=== THE TASK ===
Check each line of the records below for the string "прочности", then state how many lines contain it, with no other output.
- - - -
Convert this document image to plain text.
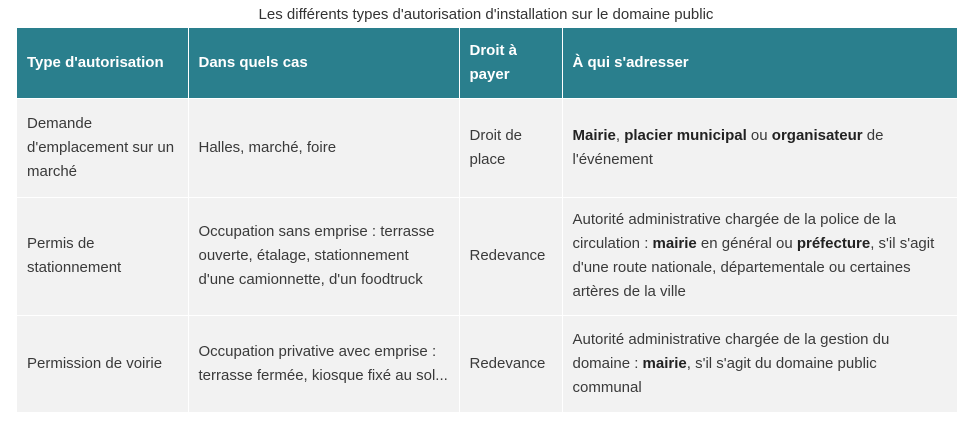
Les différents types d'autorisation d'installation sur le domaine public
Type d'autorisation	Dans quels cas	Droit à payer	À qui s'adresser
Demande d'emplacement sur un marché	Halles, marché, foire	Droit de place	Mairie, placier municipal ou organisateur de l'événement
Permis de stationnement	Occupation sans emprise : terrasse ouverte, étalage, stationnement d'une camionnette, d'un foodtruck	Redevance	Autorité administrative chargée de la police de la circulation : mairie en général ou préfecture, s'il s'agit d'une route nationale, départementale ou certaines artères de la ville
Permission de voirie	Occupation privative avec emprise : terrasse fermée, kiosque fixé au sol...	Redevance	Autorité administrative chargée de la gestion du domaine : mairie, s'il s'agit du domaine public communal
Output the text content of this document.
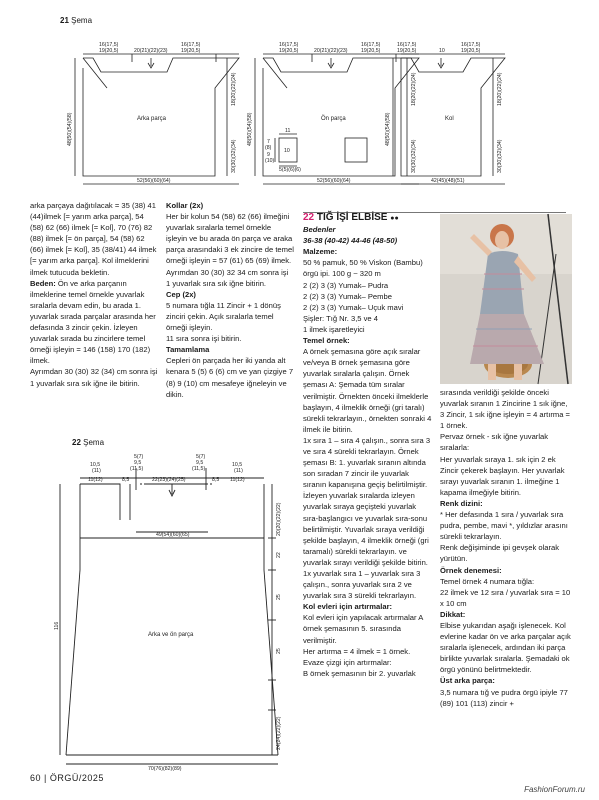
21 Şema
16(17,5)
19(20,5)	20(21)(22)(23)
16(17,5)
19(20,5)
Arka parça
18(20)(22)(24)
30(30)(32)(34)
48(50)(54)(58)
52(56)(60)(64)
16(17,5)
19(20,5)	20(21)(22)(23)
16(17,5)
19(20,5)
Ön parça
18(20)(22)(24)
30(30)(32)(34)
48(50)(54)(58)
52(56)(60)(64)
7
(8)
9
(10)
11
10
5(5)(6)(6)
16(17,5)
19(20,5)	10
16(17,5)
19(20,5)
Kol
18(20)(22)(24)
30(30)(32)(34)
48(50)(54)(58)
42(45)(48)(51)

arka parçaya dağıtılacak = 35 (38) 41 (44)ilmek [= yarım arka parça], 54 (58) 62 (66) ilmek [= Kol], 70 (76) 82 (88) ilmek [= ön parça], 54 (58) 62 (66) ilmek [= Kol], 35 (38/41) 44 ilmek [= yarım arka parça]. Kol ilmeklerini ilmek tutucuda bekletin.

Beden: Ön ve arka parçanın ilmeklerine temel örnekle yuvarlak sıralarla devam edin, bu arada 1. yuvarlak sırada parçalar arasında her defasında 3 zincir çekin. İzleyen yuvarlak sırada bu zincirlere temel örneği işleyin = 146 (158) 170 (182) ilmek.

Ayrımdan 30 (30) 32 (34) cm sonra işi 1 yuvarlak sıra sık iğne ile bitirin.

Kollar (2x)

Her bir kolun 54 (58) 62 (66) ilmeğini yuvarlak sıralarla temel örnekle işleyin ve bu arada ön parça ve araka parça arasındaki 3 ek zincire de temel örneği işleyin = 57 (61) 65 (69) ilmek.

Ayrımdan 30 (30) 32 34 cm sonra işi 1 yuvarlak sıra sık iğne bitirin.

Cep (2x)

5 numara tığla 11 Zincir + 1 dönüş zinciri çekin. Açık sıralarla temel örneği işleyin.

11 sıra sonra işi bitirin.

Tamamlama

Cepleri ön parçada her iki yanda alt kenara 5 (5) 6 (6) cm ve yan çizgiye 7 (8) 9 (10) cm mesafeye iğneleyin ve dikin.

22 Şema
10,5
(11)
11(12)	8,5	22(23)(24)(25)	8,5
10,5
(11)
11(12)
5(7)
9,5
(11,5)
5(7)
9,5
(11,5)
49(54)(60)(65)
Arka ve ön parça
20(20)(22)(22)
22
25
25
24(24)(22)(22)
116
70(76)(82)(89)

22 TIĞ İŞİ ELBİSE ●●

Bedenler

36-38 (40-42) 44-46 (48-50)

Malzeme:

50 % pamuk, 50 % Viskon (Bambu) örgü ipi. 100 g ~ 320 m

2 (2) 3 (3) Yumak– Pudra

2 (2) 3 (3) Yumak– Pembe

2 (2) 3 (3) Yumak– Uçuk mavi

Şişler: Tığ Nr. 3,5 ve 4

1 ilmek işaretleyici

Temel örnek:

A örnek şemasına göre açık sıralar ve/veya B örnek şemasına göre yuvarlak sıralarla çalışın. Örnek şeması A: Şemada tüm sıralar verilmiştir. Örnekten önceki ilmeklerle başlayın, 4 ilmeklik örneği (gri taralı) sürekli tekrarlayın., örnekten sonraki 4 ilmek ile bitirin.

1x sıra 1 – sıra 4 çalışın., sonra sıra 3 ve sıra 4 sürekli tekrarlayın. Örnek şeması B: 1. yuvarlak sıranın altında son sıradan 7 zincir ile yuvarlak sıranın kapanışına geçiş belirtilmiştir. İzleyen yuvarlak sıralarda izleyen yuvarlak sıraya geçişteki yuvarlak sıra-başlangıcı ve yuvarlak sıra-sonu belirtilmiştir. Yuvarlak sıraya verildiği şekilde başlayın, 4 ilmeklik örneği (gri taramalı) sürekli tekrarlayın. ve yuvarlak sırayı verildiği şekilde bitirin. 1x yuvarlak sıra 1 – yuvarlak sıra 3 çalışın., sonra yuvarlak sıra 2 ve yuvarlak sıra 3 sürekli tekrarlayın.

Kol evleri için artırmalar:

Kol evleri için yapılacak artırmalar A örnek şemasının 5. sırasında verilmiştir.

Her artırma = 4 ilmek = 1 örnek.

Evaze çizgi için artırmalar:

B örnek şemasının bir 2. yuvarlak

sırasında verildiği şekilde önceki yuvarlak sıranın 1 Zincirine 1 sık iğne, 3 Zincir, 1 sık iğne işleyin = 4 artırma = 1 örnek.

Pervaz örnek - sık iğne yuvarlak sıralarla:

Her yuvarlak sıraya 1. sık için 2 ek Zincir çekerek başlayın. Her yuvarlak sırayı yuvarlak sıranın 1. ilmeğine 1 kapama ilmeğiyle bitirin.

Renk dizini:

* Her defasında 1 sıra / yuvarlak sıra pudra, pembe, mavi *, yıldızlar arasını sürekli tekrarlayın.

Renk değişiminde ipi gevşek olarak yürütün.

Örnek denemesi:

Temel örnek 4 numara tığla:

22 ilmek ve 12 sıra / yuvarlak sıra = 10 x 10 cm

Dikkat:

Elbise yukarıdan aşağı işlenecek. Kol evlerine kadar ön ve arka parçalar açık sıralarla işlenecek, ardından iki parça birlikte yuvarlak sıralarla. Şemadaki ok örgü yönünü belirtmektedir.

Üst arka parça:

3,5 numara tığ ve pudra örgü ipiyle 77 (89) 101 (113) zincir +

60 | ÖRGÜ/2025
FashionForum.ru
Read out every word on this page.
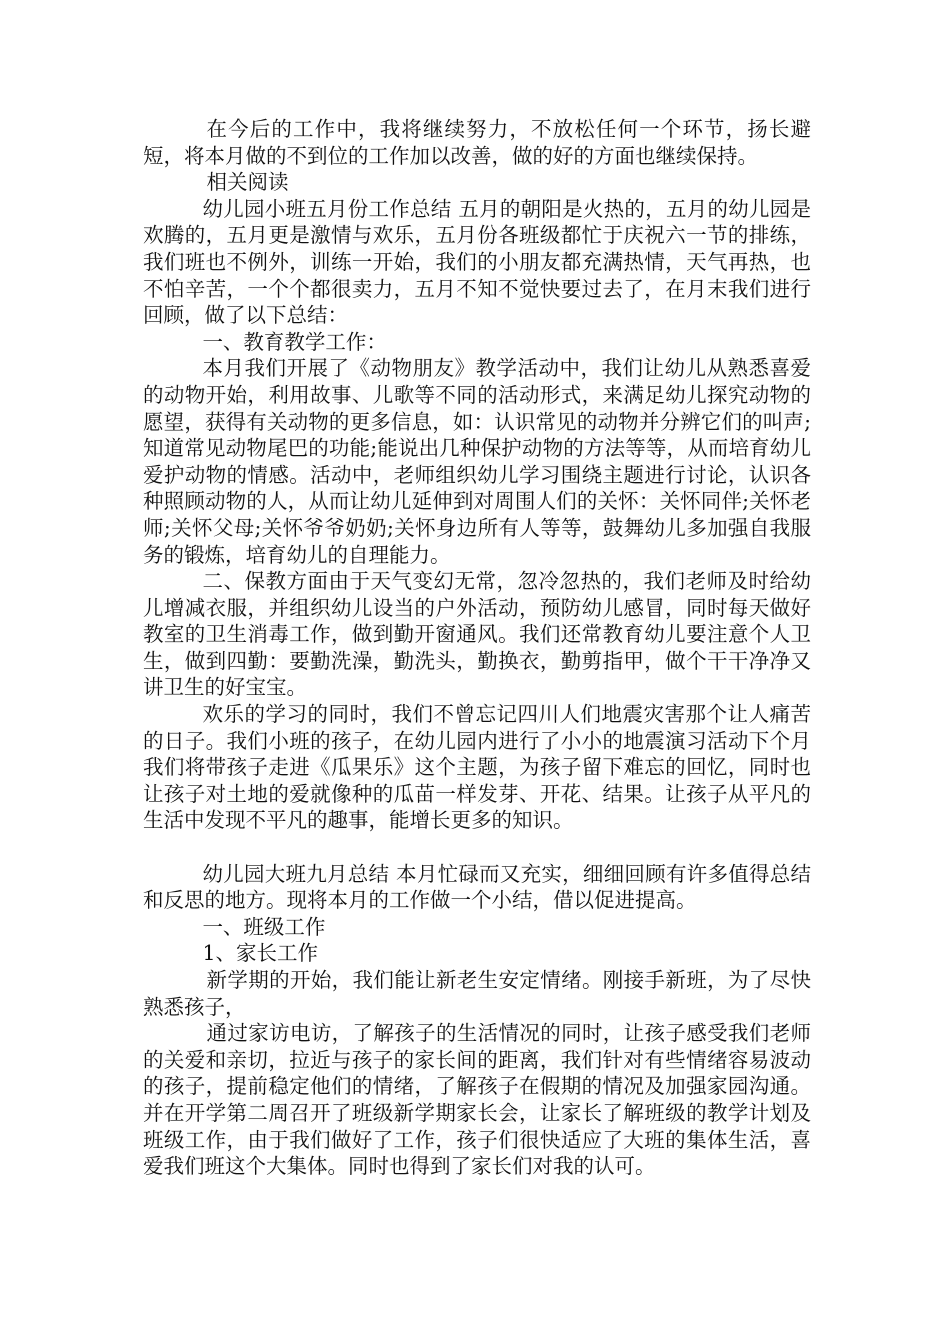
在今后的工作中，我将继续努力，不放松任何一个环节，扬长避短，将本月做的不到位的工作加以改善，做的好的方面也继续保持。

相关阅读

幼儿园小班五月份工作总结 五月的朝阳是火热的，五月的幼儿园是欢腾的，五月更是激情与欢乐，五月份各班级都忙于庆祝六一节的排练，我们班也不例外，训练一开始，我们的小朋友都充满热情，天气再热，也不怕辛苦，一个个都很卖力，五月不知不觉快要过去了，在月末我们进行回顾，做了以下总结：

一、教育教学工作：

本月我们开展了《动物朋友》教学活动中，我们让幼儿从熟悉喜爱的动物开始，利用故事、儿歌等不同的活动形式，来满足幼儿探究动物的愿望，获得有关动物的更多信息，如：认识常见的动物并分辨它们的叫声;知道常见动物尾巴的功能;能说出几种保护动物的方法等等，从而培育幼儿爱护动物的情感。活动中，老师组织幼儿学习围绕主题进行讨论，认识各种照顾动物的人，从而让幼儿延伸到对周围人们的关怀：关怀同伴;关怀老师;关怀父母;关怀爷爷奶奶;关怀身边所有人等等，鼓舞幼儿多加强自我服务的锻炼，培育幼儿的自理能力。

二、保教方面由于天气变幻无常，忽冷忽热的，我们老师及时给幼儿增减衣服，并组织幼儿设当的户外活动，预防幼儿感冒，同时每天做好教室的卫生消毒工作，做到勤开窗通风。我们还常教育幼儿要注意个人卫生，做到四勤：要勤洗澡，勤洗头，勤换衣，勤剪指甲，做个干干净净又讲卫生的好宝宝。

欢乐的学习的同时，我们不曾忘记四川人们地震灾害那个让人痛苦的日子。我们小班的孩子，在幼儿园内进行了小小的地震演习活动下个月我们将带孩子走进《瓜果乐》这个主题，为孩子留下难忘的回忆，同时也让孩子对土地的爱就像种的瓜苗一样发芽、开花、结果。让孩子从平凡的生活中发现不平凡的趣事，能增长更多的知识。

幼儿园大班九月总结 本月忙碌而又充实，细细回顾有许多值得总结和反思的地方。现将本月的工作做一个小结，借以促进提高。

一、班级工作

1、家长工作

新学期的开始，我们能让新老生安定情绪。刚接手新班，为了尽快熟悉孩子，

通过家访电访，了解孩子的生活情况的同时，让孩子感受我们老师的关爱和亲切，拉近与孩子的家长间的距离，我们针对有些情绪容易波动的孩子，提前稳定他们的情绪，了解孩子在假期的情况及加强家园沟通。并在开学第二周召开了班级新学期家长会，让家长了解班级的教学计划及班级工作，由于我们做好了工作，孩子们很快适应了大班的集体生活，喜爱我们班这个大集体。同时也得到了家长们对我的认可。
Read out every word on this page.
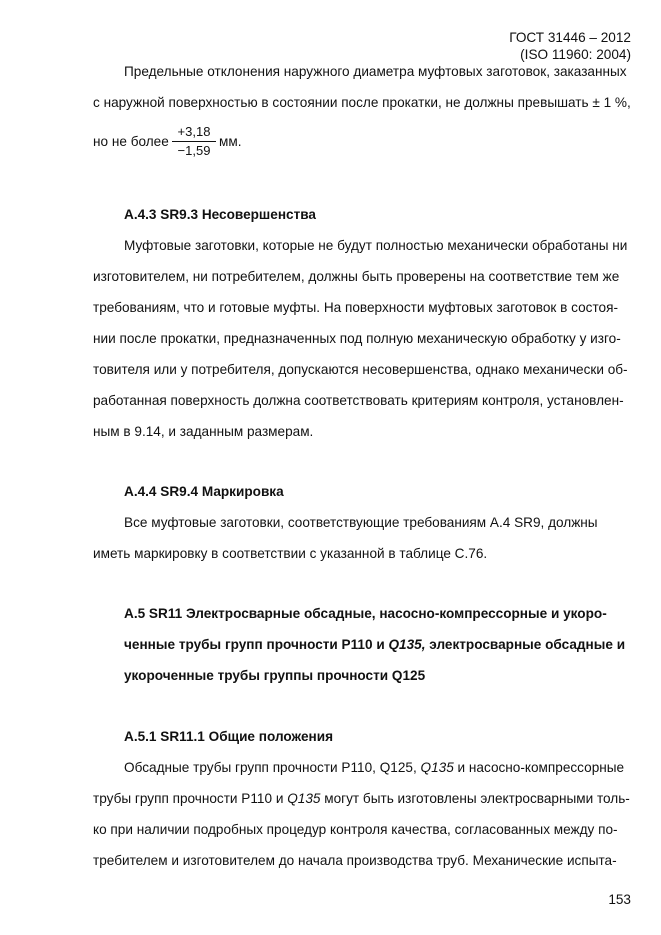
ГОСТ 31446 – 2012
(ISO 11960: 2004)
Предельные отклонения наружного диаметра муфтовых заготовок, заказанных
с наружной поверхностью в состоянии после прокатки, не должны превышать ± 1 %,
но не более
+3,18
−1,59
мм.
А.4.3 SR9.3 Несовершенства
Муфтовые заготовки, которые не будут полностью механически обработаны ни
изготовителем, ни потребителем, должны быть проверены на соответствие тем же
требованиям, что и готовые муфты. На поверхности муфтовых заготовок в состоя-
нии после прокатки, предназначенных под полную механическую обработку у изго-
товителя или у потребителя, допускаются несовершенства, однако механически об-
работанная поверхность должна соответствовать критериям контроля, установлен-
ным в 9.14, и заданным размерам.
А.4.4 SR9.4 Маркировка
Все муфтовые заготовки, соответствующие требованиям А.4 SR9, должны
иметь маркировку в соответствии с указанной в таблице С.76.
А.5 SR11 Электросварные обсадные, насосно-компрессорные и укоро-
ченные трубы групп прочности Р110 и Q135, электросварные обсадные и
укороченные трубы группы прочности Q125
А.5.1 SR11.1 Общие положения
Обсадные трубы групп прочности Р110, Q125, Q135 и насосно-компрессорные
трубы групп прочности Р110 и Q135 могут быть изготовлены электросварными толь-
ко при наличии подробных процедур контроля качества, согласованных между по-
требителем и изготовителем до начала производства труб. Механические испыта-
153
- - - -
=== TASK RESPONSE ===
4